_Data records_
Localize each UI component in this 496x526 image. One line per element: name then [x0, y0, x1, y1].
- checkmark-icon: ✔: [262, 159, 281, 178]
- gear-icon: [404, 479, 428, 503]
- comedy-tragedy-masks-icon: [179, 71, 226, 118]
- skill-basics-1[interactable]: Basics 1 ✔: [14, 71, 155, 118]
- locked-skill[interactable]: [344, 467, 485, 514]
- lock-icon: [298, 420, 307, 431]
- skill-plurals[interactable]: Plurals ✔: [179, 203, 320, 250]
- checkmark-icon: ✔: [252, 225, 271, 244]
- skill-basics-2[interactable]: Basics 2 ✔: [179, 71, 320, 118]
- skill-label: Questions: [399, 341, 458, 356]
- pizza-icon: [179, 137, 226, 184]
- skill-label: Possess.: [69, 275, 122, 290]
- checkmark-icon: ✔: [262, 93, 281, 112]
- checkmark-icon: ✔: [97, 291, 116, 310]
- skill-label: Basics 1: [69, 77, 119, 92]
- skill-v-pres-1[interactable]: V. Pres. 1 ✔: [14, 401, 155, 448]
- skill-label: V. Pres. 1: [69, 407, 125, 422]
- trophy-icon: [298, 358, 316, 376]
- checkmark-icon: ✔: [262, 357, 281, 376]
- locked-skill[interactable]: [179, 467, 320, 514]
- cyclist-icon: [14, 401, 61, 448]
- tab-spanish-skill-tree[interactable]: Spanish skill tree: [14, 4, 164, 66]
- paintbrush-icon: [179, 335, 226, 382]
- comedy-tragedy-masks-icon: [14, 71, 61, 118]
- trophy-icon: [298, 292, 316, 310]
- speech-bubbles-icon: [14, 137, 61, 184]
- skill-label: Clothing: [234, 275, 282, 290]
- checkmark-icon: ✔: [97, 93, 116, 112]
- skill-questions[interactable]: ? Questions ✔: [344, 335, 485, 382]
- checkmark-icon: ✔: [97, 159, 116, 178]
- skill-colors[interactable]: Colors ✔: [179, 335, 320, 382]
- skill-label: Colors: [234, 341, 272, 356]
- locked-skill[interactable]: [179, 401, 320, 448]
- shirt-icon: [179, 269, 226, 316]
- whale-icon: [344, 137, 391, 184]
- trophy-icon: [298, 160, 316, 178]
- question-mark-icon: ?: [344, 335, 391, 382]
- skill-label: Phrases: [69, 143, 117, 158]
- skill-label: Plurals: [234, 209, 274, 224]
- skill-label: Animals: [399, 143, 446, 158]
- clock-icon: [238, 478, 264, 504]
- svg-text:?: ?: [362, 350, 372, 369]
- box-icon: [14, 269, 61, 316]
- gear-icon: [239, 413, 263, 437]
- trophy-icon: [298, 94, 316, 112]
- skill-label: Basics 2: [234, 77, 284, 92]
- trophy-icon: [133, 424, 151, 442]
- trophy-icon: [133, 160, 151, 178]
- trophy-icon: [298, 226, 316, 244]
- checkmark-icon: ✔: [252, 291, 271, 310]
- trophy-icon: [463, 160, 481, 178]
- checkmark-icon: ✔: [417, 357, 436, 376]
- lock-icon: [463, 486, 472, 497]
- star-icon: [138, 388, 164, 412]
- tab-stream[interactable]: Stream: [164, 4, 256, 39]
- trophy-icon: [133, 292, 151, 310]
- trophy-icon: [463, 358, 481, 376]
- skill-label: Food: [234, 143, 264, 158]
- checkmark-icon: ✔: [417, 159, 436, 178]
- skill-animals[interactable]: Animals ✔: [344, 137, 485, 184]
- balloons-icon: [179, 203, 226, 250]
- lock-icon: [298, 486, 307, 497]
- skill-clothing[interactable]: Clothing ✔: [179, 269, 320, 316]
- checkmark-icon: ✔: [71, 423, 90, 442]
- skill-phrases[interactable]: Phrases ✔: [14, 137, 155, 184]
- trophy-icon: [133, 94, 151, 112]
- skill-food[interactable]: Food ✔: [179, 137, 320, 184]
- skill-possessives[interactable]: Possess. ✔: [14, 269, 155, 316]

_Exercise_
Reproduce the records verbatim, from their first line through the line containing "- box-icon: [14, 269, 61, 316]", with both ends included.

_Result of the exercise_
Localize each UI component in this 496x526 image. One line per element: name then [x0, y0, x1, y1].
- checkmark-icon: ✔: [262, 159, 281, 178]
- gear-icon: [404, 479, 428, 503]
- comedy-tragedy-masks-icon: [179, 71, 226, 118]
- skill-basics-1[interactable]: Basics 1 ✔: [14, 71, 155, 118]
- locked-skill[interactable]: [344, 467, 485, 514]
- lock-icon: [298, 420, 307, 431]
- skill-plurals[interactable]: Plurals ✔: [179, 203, 320, 250]
- checkmark-icon: ✔: [252, 225, 271, 244]
- skill-basics-2[interactable]: Basics 2 ✔: [179, 71, 320, 118]
- skill-label: Questions: [399, 341, 458, 356]
- pizza-icon: [179, 137, 226, 184]
- skill-label: Possess.: [69, 275, 122, 290]
- checkmark-icon: ✔: [262, 93, 281, 112]
- checkmark-icon: ✔: [97, 291, 116, 310]
- skill-label: Basics 1: [69, 77, 119, 92]
- skill-v-pres-1[interactable]: V. Pres. 1 ✔: [14, 401, 155, 448]
- skill-label: V. Pres. 1: [69, 407, 125, 422]
- trophy-icon: [298, 358, 316, 376]
- checkmark-icon: ✔: [262, 357, 281, 376]
- locked-skill[interactable]: [179, 467, 320, 514]
- cyclist-icon: [14, 401, 61, 448]
- tab-spanish-skill-tree[interactable]: Spanish skill tree: [14, 4, 164, 66]
- paintbrush-icon: [179, 335, 226, 382]
- comedy-tragedy-masks-icon: [14, 71, 61, 118]
- trophy-icon: [298, 292, 316, 310]
- speech-bubbles-icon: [14, 137, 61, 184]
- skill-label: Clothing: [234, 275, 282, 290]
- checkmark-icon: ✔: [97, 93, 116, 112]
- skill-questions[interactable]: ? Questions ✔: [344, 335, 485, 382]
- checkmark-icon: ✔: [97, 159, 116, 178]
- skill-colors[interactable]: Colors ✔: [179, 335, 320, 382]
- skill-label: Colors: [234, 341, 272, 356]
- locked-skill[interactable]: [179, 401, 320, 448]
- shirt-icon: [179, 269, 226, 316]
- whale-icon: [344, 137, 391, 184]
- trophy-icon: [298, 160, 316, 178]
- question-mark-icon: ?: [344, 335, 391, 382]
- skill-label: Phrases: [69, 143, 117, 158]
- skill-label: Plurals: [234, 209, 274, 224]
- skill-label: Animals: [399, 143, 446, 158]
- clock-icon: [238, 478, 264, 504]
- svg-text:?: ?: [362, 350, 372, 369]
- box-icon: [14, 269, 61, 316]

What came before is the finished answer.